Problem requirements: Transcribe every line exactly. Leave the pictures behind.

Listing:

-------------------------

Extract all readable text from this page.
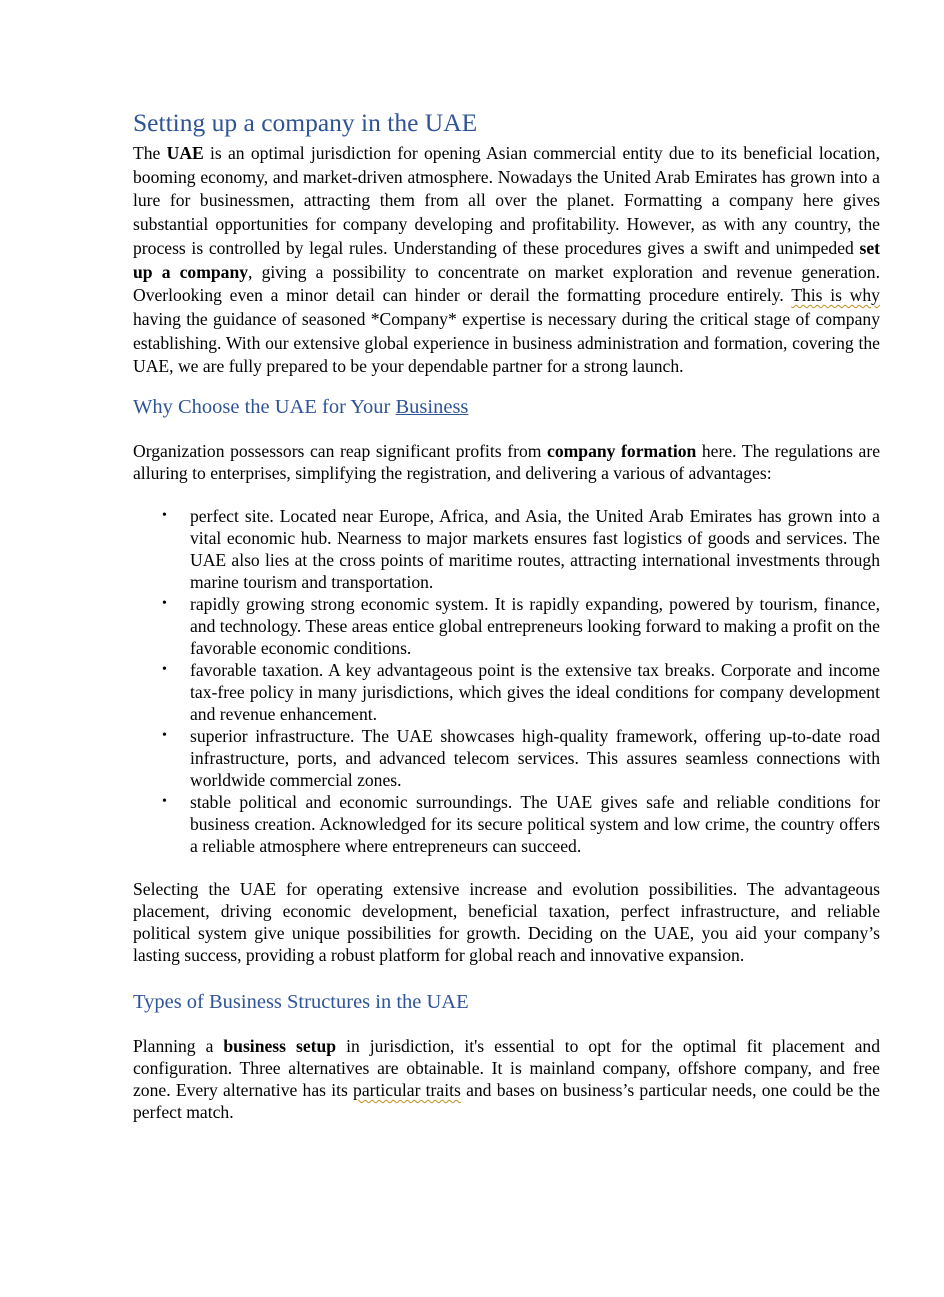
Setting up a company in the UAE

The UAE is an optimal jurisdiction for opening Asian commercial entity due to its beneficial location, booming economy, and market-driven atmosphere. Nowadays the United Arab Emirates has grown into a lure for businessmen, attracting them from all over the planet. Formatting a company here gives substantial opportunities for company developing and profitability. However, as with any country, the process is controlled by legal rules. Understanding of these procedures gives a swift and unimpeded set up a company, giving a possibility to concentrate on market exploration and revenue generation. Overlooking even a minor detail can hinder or derail the formatting procedure entirely. This is why having the guidance of seasoned *Company* expertise is necessary during the critical stage of company establishing. With our extensive global experience in business administration and formation, covering the UAE, we are fully prepared to be your dependable partner for a strong launch.

Why Choose the UAE for Your Business

Organization possessors can reap significant profits from company formation here. The regulations are alluring to enterprises, simplifying the registration, and delivering a various of advantages:

• perfect site. Located near Europe, Africa, and Asia, the United Arab Emirates has grown into a vital economic hub. Nearness to major markets ensures fast logistics of goods and services. The UAE also lies at the cross points of maritime routes, attracting international investments through marine tourism and transportation.
• rapidly growing strong economic system. It is rapidly expanding, powered by tourism, finance, and technology. These areas entice global entrepreneurs looking forward to making a profit on the favorable economic conditions.
• favorable taxation. A key advantageous point is the extensive tax breaks. Corporate and income tax-free policy in many jurisdictions, which gives the ideal conditions for company development and revenue enhancement.
• superior infrastructure. The UAE showcases high-quality framework, offering up-to-date road infrastructure, ports, and advanced telecom services. This assures seamless connections with worldwide commercial zones.
• stable political and economic surroundings. The UAE gives safe and reliable conditions for business creation. Acknowledged for its secure political system and low crime, the country offers a reliable atmosphere where entrepreneurs can succeed.

Selecting the UAE for operating extensive increase and evolution possibilities. The advantageous placement, driving economic development, beneficial taxation, perfect infrastructure, and reliable political system give unique possibilities for growth. Deciding on the UAE, you aid your company’s lasting success, providing a robust platform for global reach and innovative expansion.

Types of Business Structures in the UAE

Planning a business setup in jurisdiction, it's essential to opt for the optimal fit placement and configuration. Three alternatives are obtainable. It is mainland company, offshore company, and free zone. Every alternative has its particular traits and bases on business’s particular needs, one could be the perfect match.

-------------------------

Expected output:
Extract all readable text from this page.
Setting up a company in the UAE

The UAE is an optimal jurisdiction for opening Asian commercial entity due to its beneficial location, booming economy, and market-driven atmosphere. Nowadays the United Arab Emirates has grown into a lure for businessmen, attracting them from all over the planet. Formatting a company here gives substantial opportunities for company developing and profitability. However, as with any country, the process is controlled by legal rules. Understanding of these procedures gives a swift and unimpeded set up a company, giving a possibility to concentrate on market exploration and revenue generation. Overlooking even a minor detail can hinder or derail the formatting procedure entirely. This is why having the guidance of seasoned *Company* expertise is necessary during the critical stage of company establishing. With our extensive global experience in business administration and formation, covering the UAE, we are fully prepared to be your dependable partner for a strong launch.

Why Choose the UAE for Your Business

Organization possessors can reap significant profits from company formation here. The regulations are alluring to enterprises, simplifying the registration, and delivering a various of advantages:

• perfect site. Located near Europe, Africa, and Asia, the United Arab Emirates has grown into a vital economic hub. Nearness to major markets ensures fast logistics of goods and services. The UAE also lies at the cross points of maritime routes, attracting international investments through marine tourism and transportation.
• rapidly growing strong economic system. It is rapidly expanding, powered by tourism, finance, and technology. These areas entice global entrepreneurs looking forward to making a profit on the favorable economic conditions.
• favorable taxation. A key advantageous point is the extensive tax breaks. Corporate and income tax-free policy in many jurisdictions, which gives the ideal conditions for company development and revenue enhancement.
• superior infrastructure. The UAE showcases high-quality framework, offering up-to-date road infrastructure, ports, and advanced telecom services. This assures seamless connections with worldwide commercial zones.
• stable political and economic surroundings. The UAE gives safe and reliable conditions for business creation. Acknowledged for its secure political system and low crime, the country offers a reliable atmosphere where entrepreneurs can succeed.

Selecting the UAE for operating extensive increase and evolution possibilities. The advantageous placement, driving economic development, beneficial taxation, perfect infrastructure, and reliable political system give unique possibilities for growth. Deciding on the UAE, you aid your company’s lasting success, providing a robust platform for global reach and innovative expansion.

Types of Business Structures in the UAE

Planning a business setup in jurisdiction, it's essential to opt for the optimal fit placement and configuration. Three alternatives are obtainable. It is mainland company, offshore company, and free zone. Every alternative has its particular traits and bases on business’s particular needs, one could be the perfect match.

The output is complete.